■ **Given exercise**:
Print all records exactly, leaving nothing out.

··· Task inputs

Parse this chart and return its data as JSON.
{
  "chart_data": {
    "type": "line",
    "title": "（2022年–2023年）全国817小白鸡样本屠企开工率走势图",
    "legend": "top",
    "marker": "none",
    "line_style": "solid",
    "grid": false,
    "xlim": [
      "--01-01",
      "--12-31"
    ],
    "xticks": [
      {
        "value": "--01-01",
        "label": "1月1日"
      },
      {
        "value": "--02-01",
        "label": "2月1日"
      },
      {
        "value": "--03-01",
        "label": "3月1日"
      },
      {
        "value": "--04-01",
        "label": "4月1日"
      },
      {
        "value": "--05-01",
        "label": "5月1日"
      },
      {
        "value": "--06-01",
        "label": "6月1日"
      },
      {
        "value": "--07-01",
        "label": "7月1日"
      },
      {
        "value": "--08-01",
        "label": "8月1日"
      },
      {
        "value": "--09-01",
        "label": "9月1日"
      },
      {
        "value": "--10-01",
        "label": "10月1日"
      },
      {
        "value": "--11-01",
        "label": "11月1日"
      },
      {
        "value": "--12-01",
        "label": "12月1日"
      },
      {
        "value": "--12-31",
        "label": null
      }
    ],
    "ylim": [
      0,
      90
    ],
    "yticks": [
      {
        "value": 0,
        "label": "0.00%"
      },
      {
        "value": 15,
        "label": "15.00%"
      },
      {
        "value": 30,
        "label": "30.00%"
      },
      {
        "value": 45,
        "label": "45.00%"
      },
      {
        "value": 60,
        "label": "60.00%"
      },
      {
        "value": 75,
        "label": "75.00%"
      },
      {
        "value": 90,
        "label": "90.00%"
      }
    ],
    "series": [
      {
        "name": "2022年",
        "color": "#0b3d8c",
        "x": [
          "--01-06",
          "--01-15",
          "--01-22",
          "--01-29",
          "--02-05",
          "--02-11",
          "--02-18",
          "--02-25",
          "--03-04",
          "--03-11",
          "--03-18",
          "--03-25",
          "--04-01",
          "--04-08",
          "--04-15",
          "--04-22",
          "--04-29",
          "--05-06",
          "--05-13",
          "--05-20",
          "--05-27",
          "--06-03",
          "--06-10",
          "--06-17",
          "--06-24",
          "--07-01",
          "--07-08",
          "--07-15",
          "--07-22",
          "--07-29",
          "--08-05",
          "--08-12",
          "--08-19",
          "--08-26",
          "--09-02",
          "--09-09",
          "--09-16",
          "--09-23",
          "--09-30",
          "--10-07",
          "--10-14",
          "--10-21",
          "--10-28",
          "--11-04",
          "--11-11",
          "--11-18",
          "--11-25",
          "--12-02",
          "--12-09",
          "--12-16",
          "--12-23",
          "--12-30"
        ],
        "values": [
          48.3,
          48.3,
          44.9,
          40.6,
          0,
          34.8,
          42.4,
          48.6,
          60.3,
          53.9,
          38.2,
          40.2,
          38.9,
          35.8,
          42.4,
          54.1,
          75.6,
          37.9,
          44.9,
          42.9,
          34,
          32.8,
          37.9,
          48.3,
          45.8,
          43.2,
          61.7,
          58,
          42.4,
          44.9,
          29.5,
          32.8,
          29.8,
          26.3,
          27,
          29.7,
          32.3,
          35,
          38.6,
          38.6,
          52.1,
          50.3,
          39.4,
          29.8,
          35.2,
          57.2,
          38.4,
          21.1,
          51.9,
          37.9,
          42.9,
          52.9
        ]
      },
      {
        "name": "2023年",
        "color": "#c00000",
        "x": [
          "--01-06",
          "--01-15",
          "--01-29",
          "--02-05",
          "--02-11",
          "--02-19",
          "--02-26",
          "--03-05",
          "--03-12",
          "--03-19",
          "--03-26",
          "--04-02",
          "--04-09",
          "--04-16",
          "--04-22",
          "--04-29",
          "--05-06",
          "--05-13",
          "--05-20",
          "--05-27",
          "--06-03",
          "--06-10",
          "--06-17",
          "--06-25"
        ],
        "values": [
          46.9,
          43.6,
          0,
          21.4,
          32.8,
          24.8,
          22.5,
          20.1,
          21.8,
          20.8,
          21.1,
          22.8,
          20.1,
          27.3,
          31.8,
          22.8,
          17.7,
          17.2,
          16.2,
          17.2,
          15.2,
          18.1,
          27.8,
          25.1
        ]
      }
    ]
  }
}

······

■ **Correct response**:
Parse this chart and return its data as JSON.
{
  "chart_data": {
    "type": "line",
    "title": "（2022年–2023年）全国817小白鸡样本屠企开工率走势图",
    "legend": "top",
    "marker": "none",
    "line_style": "solid",
    "grid": false,
    "xlim": [
      "--01-01",
      "--12-31"
    ],
    "xticks": [
      {
        "value": "--01-01",
        "label": "1月1日"
      },
      {
        "value": "--02-01",
        "label": "2月1日"
      },
      {
        "value": "--03-01",
        "label": "3月1日"
      },
      {
        "value": "--04-01",
        "label": "4月1日"
      },
      {
        "value": "--05-01",
        "label": "5月1日"
      },
      {
        "value": "--06-01",
        "label": "6月1日"
      },
      {
        "value": "--07-01",
        "label": "7月1日"
      },
      {
        "value": "--08-01",
        "label": "8月1日"
      },
      {
        "value": "--09-01",
        "label": "9月1日"
      },
      {
        "value": "--10-01",
        "label": "10月1日"
      },
      {
        "value": "--11-01",
        "label": "11月1日"
      },
      {
        "value": "--12-01",
        "label": "12月1日"
      },
      {
        "value": "--12-31",
        "label": null
      }
    ],
    "ylim": [
      0,
      90
    ],
    "yticks": [
      {
        "value": 0,
        "label": "0.00%"
      },
      {
        "value": 15,
        "label": "15.00%"
      },
      {
        "value": 30,
        "label": "30.00%"
      },
      {
        "value": 45,
        "label": "45.00%"
      },
      {
        "value": 60,
        "label": "60.00%"
      },
      {
        "value": 75,
        "label": "75.00%"
      },
      {
        "value": 90,
        "label": "90.00%"
      }
    ],
    "series": [
      {
        "name": "2022年",
        "color": "#0b3d8c",
        "x": [
          "--01-06",
          "--01-15",
          "--01-22",
          "--01-29",
          "--02-05",
          "--02-11",
          "--02-18",
          "--02-25",
          "--03-04",
          "--03-11",
          "--03-18",
          "--03-25",
          "--04-01",
          "--04-08",
          "--04-15",
          "--04-22",
          "--04-29",
          "--05-06",
          "--05-13",
          "--05-20",
          "--05-27",
          "--06-03",
          "--06-10",
          "--06-17",
          "--06-24",
          "--07-01",
          "--07-08",
          "--07-15",
          "--07-22",
          "--07-29",
          "--08-05",
          "--08-12",
          "--08-19",
          "--08-26",
          "--09-02",
          "--09-09",
          "--09-16",
          "--09-23",
          "--09-30",
          "--10-07",
          "--10-14",
          "--10-21",
          "--10-28",
          "--11-04",
          "--11-11",
          "--11-18",
          "--11-25",
          "--12-02",
          "--12-09",
          "--12-16",
          "--12-23",
          "--12-30"
        ],
        "values": [
          48.3,
          48.3,
          44.9,
          40.6,
          0,
          34.8,
          42.4,
          48.6,
          60.3,
          53.9,
          38.2,
          40.2,
          38.9,
          35.8,
          42.4,
          54.1,
          75.6,
          37.9,
          44.9,
          42.9,
          34,
          32.8,
          37.9,
          48.3,
          45.8,
          43.2,
          61.7,
          58,
          42.4,
          44.9,
          29.5,
          32.8,
          29.8,
          26.3,
          27,
          29.7,
          32.3,
          35,
          38.6,
          38.6,
          52.1,
          50.3,
          39.4,
          29.8,
          35.2,
          57.2,
          38.4,
          21.1,
          51.9,
          37.9,
          42.9,
          52.9
        ]
      },
      {
        "name": "2023年",
        "color": "#c00000",
        "x": [
          "--01-06",
          "--01-15",
          "--01-29",
          "--02-05",
          "--02-11",
          "--02-19",
          "--02-26",
          "--03-05",
          "--03-12",
          "--03-19",
          "--03-26",
          "--04-02",
          "--04-09",
          "--04-16",
          "--04-22",
          "--04-29",
          "--05-06",
          "--05-13",
          "--05-20",
          "--05-27",
          "--06-03",
          "--06-10",
          "--06-17",
          "--06-25"
        ],
        "values": [
          46.9,
          43.6,
          0,
          21.4,
          32.8,
          24.8,
          22.5,
          20.1,
          21.8,
          20.8,
          21.1,
          22.8,
          20.1,
          27.3,
          31.8,
          22.8,
          17.7,
          17.2,
          16.2,
          17.2,
          15.2,
          18.1,
          27.8,
          25.1
        ]
      }
    ]
  }
}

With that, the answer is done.